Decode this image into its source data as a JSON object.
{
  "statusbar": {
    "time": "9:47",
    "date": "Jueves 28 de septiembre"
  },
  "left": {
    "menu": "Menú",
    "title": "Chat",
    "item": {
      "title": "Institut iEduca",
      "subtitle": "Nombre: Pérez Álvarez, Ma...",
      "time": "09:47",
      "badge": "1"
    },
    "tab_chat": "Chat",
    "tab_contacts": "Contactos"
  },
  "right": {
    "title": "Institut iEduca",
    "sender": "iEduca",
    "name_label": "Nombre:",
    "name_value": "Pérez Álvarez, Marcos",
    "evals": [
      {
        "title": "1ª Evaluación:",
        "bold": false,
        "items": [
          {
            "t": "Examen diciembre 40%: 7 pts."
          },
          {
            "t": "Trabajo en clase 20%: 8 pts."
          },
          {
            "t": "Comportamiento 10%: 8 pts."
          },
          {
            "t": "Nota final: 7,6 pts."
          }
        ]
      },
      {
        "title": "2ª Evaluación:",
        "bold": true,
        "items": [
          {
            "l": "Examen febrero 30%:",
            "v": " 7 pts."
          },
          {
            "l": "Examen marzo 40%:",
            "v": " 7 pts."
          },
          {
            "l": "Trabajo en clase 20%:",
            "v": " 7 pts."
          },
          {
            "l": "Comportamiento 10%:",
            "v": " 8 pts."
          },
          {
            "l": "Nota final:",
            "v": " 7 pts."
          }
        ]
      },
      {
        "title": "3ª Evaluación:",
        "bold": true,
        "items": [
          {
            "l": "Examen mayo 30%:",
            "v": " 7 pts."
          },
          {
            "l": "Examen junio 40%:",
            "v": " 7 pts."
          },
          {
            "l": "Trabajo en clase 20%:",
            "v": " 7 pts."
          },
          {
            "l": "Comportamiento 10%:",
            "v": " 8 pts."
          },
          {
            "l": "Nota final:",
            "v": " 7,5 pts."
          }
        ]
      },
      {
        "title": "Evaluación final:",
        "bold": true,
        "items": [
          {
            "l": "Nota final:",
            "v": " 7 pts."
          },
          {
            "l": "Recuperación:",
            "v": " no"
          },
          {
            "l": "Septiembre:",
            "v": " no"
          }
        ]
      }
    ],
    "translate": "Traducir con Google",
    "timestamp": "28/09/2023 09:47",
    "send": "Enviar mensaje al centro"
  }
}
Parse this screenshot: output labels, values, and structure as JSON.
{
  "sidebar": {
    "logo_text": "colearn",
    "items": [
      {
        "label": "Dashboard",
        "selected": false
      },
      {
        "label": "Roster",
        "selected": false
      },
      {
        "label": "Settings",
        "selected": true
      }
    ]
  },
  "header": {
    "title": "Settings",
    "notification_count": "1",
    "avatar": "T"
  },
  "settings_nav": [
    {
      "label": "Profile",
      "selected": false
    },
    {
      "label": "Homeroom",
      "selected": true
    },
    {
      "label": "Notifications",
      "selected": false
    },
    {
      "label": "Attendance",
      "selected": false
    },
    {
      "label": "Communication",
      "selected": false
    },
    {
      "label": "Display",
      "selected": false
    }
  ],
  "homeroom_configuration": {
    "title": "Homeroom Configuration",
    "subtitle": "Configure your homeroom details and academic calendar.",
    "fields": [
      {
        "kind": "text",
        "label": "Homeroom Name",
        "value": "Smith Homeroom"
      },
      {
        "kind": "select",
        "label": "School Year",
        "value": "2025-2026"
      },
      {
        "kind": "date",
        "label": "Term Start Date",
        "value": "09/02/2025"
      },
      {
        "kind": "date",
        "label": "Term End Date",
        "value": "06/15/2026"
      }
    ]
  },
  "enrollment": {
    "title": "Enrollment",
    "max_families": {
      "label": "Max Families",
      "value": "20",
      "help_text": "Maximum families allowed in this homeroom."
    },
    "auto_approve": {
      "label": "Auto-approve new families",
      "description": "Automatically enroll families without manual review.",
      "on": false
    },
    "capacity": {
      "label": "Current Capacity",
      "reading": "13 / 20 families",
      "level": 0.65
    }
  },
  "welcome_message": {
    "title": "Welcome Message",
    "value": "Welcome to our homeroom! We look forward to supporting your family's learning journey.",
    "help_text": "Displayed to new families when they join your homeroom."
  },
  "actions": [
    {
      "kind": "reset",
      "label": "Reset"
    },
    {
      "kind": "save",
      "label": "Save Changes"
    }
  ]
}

Short problem
Make a tally of the lines in this data that include the string "Institut", and answer with that tally alone.

Exercise answer
2